* START *

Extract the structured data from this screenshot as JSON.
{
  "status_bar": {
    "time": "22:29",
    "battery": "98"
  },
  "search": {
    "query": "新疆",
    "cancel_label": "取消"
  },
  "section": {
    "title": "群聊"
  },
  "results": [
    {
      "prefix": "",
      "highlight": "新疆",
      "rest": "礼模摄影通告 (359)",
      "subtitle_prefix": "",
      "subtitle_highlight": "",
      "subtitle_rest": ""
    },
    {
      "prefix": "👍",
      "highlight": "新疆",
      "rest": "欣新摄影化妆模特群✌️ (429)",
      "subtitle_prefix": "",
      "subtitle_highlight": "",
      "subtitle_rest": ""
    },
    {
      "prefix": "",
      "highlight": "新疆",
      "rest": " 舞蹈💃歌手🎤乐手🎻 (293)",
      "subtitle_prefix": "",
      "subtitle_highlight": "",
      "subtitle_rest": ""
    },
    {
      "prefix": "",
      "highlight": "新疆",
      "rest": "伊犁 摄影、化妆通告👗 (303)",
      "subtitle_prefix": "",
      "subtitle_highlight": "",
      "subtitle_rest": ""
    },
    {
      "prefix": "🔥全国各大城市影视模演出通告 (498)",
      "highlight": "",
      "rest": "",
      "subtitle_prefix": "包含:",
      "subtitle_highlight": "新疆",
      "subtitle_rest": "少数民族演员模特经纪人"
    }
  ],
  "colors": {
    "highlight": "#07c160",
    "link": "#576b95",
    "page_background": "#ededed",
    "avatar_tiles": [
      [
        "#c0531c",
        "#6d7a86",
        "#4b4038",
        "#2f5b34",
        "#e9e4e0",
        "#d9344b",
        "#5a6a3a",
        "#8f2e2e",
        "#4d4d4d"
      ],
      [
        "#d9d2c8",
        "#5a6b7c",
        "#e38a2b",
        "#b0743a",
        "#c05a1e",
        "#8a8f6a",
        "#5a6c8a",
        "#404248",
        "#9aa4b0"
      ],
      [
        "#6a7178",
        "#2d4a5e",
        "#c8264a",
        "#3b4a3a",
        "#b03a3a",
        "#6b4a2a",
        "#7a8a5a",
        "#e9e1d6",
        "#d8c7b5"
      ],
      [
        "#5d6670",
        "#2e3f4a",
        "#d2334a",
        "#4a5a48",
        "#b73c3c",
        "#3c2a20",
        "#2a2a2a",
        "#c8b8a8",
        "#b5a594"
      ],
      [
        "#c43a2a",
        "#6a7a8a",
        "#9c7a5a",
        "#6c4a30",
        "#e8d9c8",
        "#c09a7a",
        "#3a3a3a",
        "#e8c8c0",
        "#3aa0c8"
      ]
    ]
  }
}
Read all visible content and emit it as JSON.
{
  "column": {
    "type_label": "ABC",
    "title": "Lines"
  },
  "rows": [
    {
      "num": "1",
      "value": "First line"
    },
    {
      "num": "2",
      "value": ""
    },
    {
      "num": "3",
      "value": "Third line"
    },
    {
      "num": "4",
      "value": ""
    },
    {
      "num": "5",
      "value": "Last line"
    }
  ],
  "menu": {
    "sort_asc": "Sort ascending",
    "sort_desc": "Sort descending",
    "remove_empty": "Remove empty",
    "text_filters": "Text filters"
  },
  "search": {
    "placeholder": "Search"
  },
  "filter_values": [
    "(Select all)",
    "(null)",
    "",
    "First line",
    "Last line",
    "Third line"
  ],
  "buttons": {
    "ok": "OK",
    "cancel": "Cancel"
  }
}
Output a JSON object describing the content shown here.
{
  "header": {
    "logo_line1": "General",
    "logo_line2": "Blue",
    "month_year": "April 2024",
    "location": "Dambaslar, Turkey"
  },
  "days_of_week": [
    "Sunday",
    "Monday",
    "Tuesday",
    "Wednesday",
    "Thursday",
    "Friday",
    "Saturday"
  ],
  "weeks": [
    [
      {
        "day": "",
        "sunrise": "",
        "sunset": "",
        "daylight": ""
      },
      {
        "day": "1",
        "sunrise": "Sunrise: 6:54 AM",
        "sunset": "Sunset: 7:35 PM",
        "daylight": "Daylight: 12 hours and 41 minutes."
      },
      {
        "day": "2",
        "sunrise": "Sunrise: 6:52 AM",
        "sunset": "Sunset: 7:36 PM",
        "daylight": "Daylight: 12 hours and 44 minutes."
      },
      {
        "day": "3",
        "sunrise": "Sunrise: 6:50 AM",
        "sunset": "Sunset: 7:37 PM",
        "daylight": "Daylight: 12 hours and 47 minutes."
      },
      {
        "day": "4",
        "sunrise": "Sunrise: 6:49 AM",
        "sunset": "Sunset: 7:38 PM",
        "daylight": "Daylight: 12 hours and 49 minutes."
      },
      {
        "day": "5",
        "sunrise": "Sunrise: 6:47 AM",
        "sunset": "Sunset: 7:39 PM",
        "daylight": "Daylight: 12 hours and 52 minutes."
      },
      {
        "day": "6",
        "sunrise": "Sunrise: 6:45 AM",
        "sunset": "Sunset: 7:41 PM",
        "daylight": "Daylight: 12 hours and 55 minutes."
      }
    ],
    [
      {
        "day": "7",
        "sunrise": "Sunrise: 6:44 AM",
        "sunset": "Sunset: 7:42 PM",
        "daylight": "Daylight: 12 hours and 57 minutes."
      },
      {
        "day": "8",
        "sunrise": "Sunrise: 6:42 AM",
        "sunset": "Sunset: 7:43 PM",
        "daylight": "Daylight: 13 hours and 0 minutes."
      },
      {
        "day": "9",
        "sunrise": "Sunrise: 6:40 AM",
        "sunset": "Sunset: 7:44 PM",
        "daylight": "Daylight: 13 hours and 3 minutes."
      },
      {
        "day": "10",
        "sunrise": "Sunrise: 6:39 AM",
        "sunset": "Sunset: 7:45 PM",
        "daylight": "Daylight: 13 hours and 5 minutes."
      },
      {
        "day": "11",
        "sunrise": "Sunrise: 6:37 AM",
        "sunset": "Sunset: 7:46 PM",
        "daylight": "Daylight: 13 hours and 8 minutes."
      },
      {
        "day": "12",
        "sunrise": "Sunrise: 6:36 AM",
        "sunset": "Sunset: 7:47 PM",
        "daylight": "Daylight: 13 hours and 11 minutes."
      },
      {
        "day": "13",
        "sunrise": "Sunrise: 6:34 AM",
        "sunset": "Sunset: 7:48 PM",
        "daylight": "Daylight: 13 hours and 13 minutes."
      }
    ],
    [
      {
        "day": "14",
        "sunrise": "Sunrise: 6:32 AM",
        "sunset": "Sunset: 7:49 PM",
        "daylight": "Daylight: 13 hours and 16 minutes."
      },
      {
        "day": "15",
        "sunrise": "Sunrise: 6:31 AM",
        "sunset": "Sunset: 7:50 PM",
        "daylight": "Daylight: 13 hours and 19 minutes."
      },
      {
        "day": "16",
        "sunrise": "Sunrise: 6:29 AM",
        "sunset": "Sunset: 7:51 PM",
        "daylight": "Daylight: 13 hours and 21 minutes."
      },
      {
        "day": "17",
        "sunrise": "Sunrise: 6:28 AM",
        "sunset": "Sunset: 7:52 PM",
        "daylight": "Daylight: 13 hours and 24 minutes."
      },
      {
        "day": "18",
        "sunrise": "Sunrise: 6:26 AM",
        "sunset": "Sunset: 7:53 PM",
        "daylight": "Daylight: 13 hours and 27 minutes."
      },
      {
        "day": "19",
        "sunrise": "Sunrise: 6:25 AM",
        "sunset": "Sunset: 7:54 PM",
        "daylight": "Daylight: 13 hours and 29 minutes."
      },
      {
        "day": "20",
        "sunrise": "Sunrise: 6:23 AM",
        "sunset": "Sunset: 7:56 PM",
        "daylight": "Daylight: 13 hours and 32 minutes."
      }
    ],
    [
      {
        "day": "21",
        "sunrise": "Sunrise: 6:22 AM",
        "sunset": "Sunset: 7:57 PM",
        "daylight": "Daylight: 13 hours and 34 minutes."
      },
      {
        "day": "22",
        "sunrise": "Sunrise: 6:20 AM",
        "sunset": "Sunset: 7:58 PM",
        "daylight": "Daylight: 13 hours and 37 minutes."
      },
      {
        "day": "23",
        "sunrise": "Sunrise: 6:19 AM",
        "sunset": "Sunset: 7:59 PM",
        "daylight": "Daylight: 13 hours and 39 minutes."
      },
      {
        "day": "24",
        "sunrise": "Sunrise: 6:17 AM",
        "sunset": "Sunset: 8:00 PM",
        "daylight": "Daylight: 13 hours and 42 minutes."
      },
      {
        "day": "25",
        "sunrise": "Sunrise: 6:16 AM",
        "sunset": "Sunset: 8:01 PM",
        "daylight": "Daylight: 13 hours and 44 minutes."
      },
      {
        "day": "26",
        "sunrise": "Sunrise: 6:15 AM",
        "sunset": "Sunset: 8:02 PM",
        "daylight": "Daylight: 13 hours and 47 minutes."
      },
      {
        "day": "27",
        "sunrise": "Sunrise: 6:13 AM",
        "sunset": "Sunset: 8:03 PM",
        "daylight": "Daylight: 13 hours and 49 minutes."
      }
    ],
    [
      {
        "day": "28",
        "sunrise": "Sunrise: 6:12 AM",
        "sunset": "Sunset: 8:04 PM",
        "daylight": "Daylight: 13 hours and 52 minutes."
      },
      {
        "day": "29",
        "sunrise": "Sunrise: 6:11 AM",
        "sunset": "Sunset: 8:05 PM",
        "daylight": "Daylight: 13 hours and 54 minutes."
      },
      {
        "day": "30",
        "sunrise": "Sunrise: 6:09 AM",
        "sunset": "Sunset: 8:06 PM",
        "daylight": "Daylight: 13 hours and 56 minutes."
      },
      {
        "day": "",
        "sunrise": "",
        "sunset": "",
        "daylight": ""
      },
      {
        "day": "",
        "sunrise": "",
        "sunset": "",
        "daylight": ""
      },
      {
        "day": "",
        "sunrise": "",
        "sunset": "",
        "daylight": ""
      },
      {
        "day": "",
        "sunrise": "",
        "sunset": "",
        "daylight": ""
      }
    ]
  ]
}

* END *

WHAT YOU NEED TO DO: Work through the listing above and report how many lines include the string "Sort", with no other text.

RESULT OF THIS TASK: 2